■ PROBLEM ■
Copy the passage from the property-tax editorial excerpt word for word, starting at "Hays Daily News" and ending at "a good time.".

■ SOURCE EXTRACT ■
----------------

Property-tax plan – It has taken almost two years, but Kansas Gov. Sam Brownback finally has offered an economic idea we can support. The Property Tax Transparency Act would require property-tax mill levies to be automatically lowered as property valuations go up. Presuming this bill is passed, governments that desire increased revenue will be required to take a public vote. No longer would officials be able to hoodwink the public into believing costs are being controlled when in fact they are not.

Hays Daily News

Gov. Sam Brownback and fellow Republicans in the Legislature finally are setting their sights on taxes that really frustrate Kansans – property taxes. And they are doing so by trying to control a persistent problem – local property taxes that automatically rise because market-based property valuations escalate. Given the likelihood that Brownback’s income-tax cuts will put pressure on property taxes in the years to come, the property-tax lid plan comes at a good time.

----------------

■ STORED RECORDS ■
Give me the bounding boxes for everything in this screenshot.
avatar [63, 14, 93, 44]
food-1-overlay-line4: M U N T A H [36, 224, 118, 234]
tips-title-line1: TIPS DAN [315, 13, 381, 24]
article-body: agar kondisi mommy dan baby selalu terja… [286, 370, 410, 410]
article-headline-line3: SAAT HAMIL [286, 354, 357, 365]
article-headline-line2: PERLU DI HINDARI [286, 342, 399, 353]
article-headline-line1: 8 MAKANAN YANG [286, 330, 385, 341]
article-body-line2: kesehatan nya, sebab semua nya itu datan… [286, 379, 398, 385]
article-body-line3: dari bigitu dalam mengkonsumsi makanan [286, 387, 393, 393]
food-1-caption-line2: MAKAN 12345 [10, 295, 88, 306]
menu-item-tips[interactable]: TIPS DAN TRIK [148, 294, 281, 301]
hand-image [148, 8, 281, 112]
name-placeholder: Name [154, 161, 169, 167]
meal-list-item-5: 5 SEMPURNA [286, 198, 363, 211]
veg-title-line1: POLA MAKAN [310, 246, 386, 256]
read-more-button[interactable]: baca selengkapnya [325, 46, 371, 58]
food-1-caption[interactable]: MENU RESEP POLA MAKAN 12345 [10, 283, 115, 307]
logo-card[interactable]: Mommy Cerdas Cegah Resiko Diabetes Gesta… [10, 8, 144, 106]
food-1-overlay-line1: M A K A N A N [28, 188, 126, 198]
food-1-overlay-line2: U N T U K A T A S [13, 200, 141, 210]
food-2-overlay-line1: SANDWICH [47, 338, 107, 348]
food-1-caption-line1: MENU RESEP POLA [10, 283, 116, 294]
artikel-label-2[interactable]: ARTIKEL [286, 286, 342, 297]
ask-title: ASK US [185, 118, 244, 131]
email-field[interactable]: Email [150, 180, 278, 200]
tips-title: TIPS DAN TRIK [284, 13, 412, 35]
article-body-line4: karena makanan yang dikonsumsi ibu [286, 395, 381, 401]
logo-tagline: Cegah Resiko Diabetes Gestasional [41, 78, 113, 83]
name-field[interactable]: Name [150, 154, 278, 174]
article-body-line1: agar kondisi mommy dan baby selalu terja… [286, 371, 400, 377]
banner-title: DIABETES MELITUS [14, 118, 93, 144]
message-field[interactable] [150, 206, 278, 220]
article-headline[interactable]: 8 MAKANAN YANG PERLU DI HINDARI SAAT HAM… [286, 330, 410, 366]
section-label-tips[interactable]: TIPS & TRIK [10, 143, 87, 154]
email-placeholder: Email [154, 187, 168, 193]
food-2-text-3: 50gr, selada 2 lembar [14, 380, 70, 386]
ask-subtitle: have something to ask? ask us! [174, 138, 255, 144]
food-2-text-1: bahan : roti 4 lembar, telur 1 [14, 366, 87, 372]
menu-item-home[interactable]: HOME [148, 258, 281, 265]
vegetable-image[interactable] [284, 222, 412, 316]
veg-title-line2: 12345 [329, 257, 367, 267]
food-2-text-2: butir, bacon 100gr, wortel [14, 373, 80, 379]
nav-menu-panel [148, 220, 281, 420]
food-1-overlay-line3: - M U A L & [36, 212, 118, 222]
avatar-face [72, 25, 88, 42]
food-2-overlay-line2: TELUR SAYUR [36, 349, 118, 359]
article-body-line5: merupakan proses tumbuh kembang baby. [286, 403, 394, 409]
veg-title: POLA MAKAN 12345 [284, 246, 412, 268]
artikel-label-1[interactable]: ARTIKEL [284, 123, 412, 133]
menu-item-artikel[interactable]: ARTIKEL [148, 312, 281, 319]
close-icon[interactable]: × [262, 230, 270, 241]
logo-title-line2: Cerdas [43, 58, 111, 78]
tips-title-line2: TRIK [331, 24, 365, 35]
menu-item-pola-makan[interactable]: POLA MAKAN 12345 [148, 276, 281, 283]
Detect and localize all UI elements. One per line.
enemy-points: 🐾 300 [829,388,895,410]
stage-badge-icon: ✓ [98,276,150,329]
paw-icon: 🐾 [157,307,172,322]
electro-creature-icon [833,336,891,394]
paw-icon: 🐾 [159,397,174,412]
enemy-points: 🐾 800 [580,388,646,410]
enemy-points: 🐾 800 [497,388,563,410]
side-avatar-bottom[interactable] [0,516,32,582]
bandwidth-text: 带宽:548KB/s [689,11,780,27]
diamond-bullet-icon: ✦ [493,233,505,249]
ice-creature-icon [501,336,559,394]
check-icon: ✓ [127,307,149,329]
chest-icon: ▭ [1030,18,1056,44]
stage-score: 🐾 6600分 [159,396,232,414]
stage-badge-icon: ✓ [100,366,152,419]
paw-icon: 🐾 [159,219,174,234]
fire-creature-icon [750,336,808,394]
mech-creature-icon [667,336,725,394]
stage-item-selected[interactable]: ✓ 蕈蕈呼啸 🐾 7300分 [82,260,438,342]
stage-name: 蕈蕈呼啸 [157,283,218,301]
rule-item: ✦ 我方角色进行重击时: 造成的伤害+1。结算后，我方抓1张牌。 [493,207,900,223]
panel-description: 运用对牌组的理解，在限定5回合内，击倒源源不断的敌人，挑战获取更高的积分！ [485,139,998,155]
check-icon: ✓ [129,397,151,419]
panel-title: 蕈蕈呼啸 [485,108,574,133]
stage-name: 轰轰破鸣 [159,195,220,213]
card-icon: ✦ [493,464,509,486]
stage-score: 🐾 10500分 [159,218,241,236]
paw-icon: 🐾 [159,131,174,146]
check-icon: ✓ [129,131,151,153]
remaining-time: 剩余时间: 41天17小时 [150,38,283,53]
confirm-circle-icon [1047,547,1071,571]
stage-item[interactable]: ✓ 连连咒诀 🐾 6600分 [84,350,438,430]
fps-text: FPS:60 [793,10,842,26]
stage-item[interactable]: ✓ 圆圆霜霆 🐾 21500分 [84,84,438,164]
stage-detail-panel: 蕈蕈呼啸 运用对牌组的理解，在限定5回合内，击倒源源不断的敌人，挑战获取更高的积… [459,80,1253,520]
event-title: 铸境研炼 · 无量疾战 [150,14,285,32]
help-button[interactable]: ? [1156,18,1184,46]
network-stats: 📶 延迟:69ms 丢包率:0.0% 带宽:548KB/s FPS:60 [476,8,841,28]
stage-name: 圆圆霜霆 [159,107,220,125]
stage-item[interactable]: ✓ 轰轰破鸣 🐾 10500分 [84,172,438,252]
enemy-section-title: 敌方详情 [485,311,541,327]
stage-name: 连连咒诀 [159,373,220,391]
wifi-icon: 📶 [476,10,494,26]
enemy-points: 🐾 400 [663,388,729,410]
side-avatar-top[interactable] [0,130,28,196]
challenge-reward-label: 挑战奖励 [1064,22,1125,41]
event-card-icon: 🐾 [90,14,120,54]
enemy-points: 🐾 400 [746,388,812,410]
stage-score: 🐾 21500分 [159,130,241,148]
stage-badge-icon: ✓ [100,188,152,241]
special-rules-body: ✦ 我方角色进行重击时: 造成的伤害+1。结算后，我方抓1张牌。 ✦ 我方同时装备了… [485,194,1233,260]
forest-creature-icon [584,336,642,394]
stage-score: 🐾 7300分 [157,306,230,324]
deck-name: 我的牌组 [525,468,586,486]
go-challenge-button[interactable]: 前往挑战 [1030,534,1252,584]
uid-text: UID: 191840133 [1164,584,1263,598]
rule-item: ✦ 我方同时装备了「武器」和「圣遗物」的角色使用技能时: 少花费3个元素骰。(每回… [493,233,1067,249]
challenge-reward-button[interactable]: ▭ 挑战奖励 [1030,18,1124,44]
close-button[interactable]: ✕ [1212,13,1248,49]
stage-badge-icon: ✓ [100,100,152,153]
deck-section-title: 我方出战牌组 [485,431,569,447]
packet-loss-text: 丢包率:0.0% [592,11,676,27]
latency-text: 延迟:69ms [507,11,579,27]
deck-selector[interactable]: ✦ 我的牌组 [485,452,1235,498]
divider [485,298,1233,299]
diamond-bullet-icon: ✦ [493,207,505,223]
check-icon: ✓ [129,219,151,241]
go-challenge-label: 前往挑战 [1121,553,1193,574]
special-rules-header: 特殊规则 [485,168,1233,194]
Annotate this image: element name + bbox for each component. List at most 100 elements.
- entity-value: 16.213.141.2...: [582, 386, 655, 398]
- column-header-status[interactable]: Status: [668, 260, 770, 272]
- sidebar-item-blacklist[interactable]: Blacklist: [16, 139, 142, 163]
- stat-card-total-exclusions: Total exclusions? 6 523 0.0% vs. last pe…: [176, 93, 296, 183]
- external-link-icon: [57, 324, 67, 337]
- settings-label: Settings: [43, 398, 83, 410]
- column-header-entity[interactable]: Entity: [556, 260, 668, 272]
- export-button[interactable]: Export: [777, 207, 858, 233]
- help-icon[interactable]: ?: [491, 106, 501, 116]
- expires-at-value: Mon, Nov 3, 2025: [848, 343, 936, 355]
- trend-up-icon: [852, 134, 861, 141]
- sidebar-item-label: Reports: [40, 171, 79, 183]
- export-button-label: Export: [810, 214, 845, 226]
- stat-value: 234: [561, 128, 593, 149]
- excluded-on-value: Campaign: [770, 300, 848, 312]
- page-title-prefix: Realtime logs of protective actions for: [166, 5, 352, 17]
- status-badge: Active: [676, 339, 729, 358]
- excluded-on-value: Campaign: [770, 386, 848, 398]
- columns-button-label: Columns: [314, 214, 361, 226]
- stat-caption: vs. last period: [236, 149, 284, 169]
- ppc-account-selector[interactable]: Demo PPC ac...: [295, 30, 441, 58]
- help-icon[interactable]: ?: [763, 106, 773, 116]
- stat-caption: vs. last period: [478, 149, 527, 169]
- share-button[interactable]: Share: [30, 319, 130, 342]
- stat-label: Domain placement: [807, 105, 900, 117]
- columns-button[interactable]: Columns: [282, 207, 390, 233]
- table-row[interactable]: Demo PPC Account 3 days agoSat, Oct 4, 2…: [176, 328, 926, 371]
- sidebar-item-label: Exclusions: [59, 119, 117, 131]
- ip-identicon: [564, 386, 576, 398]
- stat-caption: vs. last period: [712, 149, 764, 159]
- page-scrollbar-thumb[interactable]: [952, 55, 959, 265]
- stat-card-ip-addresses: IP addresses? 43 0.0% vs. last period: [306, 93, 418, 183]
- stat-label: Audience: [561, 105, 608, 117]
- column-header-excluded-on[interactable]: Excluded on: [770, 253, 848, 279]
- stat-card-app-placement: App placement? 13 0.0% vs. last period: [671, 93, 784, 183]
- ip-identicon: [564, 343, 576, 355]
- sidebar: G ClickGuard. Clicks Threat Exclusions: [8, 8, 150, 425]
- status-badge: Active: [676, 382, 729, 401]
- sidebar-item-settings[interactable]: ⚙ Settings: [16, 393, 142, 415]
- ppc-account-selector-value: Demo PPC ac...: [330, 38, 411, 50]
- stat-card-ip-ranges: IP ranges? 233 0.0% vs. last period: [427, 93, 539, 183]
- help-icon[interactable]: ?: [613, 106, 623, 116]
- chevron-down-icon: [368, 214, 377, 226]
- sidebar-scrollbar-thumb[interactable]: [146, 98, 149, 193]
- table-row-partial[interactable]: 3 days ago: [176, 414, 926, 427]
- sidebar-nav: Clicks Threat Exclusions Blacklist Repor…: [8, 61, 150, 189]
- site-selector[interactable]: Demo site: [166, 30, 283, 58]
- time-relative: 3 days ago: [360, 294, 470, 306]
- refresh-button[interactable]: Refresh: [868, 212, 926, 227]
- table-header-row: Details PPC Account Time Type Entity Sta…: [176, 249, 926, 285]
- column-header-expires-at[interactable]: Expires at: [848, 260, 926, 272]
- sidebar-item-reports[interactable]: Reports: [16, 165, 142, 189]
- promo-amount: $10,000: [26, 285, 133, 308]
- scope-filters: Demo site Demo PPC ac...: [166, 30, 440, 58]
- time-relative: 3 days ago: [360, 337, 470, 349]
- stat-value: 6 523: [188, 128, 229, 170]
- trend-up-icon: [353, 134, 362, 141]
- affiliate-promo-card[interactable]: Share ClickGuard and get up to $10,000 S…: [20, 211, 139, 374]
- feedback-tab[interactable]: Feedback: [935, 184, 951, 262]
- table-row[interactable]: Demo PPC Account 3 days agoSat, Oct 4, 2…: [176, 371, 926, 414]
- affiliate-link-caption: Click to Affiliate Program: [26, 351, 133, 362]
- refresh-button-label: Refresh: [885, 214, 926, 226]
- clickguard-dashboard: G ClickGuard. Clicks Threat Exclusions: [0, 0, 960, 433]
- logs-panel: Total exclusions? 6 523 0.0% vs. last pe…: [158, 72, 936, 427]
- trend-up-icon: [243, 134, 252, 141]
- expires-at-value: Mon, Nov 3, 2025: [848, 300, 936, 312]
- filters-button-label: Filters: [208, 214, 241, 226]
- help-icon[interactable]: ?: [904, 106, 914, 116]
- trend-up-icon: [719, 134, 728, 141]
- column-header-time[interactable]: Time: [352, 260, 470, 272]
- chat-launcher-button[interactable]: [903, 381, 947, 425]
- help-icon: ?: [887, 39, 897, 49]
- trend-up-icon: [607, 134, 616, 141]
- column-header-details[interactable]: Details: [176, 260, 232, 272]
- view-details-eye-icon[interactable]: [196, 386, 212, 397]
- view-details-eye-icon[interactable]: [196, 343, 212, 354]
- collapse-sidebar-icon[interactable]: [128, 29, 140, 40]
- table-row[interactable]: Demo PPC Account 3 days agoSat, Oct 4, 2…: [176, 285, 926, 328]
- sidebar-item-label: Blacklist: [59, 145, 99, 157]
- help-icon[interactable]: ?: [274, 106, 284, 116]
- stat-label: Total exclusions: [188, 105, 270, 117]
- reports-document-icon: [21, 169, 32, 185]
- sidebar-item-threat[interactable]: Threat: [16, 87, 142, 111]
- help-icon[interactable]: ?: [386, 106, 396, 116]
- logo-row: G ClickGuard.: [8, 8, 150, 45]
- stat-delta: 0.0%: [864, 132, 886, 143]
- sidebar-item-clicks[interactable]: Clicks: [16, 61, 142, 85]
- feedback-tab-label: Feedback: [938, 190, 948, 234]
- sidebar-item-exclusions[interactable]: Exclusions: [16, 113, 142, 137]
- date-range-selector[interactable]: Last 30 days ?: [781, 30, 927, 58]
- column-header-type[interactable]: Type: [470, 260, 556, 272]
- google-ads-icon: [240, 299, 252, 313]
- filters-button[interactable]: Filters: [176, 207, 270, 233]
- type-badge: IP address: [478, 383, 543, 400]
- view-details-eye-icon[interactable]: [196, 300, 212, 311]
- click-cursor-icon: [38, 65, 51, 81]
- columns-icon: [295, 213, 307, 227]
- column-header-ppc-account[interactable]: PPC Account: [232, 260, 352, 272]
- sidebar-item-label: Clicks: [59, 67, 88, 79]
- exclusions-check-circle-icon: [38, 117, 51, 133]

----------------

■ FINAL ANSWER ■
Hays Daily News

Gov. Sam Brownback and fellow Republicans in the Legislature finally are setting their sights on taxes that really frustrate Kansans – property taxes. And they are doing so by trying to control a persistent problem – local property taxes that automatically rise because market-based property valuations escalate. Given the likelihood that Brownback’s income-tax cuts will put pressure on property taxes in the years to come, the property-tax lid plan comes at a good time.